**SHORT EXERCISE:**
From the listing below, count the lines where the string "Ministry" occurs. Give the number, with no other words.
%%
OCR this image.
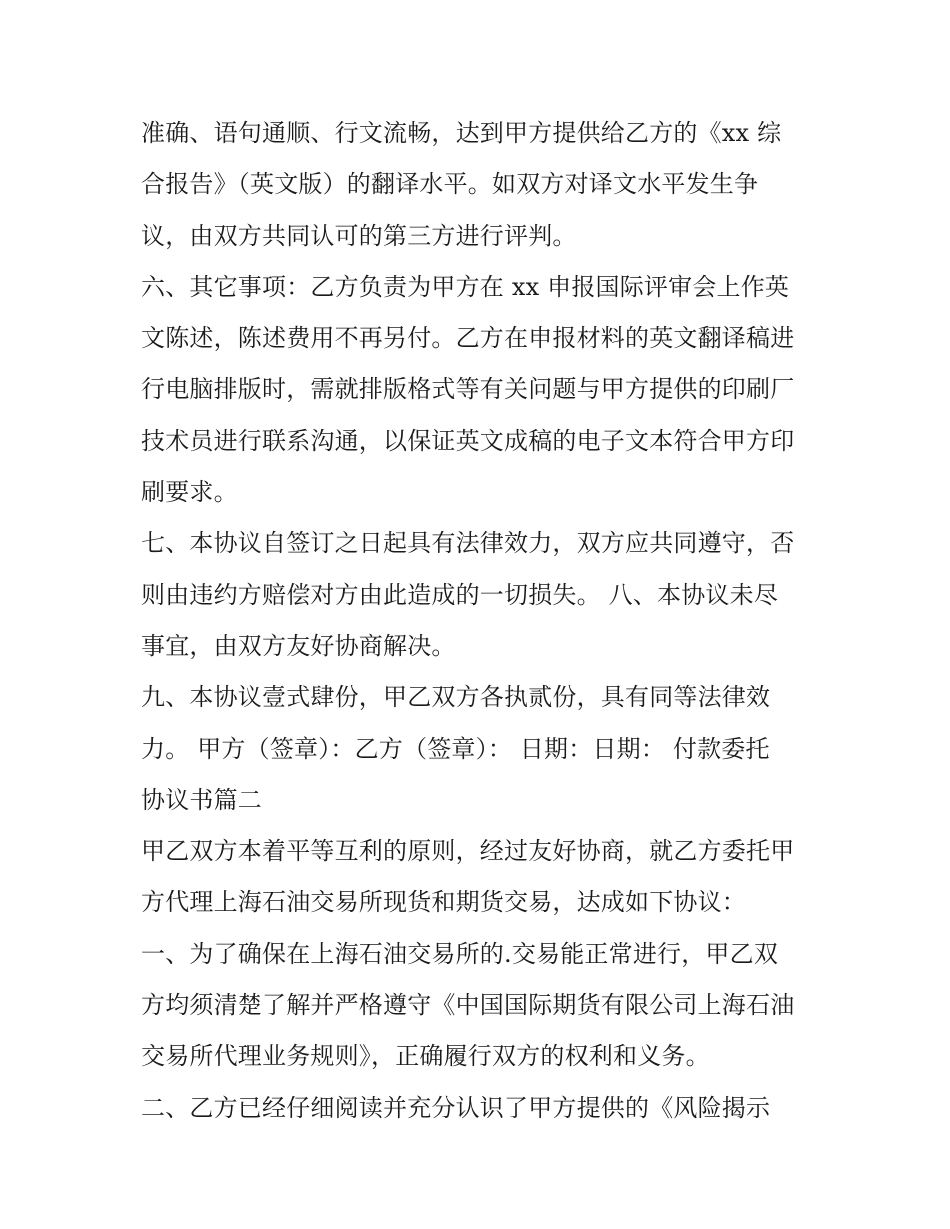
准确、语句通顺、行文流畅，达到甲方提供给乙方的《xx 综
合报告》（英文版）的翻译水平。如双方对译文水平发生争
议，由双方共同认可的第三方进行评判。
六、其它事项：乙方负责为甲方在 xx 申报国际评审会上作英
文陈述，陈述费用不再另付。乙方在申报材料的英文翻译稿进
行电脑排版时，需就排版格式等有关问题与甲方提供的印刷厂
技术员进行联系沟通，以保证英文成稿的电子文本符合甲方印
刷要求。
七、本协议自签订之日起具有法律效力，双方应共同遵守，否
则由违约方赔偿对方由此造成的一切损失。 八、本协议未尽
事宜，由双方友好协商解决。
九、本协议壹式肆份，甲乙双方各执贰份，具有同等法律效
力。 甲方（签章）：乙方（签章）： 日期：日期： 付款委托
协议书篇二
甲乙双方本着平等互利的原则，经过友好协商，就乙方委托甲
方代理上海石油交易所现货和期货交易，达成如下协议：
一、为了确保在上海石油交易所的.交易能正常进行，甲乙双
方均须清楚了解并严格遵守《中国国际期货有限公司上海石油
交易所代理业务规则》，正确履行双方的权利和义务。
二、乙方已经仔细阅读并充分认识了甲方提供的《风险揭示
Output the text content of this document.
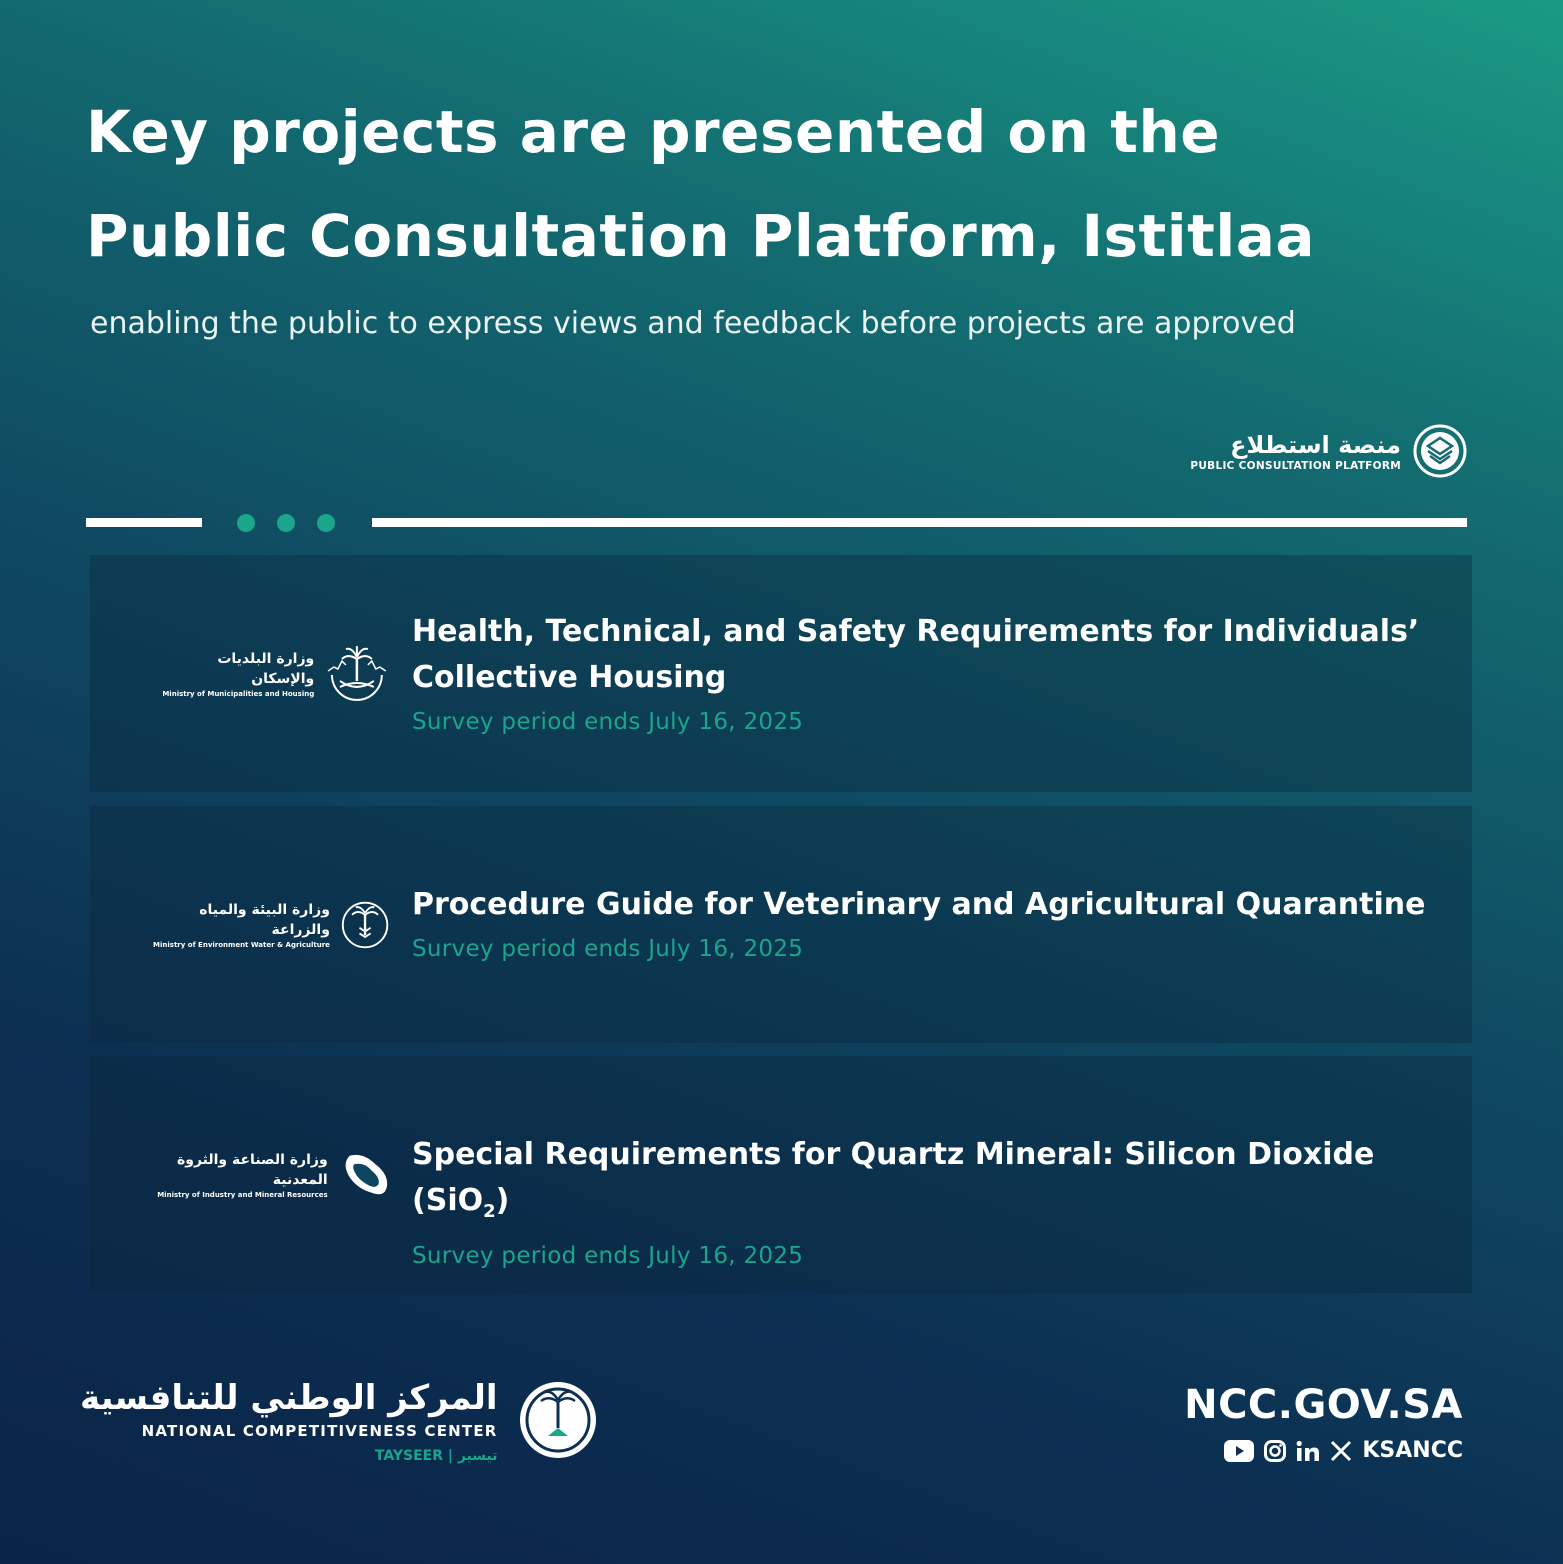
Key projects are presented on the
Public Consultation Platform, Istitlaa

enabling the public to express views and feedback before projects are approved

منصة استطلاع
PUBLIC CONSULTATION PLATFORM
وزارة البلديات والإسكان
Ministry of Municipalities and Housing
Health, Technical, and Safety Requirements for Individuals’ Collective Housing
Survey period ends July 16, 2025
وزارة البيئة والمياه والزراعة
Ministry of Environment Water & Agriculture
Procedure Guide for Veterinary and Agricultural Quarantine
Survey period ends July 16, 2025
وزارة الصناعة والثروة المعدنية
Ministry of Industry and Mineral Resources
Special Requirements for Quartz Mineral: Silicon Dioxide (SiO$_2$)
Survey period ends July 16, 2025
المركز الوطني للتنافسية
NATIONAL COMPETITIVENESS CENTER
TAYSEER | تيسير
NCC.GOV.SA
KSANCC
%%
%%
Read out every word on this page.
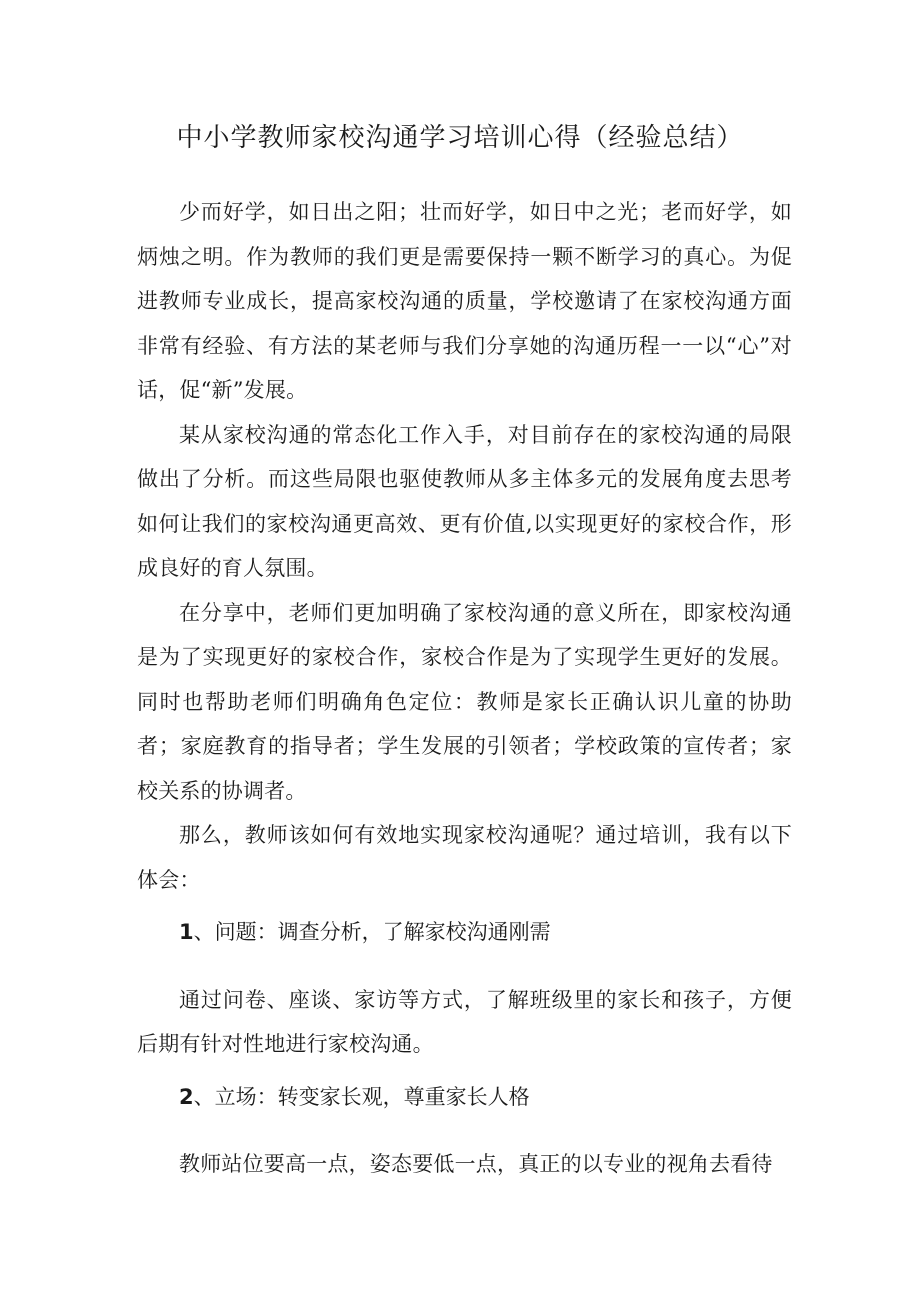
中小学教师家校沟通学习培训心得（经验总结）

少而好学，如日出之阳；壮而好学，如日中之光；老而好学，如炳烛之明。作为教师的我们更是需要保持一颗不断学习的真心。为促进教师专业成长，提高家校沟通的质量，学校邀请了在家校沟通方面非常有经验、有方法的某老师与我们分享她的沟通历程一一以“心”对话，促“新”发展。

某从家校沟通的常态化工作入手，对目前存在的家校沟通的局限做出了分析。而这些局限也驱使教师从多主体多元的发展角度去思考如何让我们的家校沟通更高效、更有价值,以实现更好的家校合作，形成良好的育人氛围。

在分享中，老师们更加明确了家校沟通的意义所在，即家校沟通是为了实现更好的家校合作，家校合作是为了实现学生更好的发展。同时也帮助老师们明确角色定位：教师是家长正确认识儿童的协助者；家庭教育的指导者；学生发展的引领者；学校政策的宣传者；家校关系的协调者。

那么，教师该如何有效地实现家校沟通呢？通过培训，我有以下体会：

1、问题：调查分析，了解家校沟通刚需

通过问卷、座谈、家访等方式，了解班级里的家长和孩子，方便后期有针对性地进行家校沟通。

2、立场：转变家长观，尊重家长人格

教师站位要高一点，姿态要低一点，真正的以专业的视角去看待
%%
**WRITTEN RESPONSE:**
3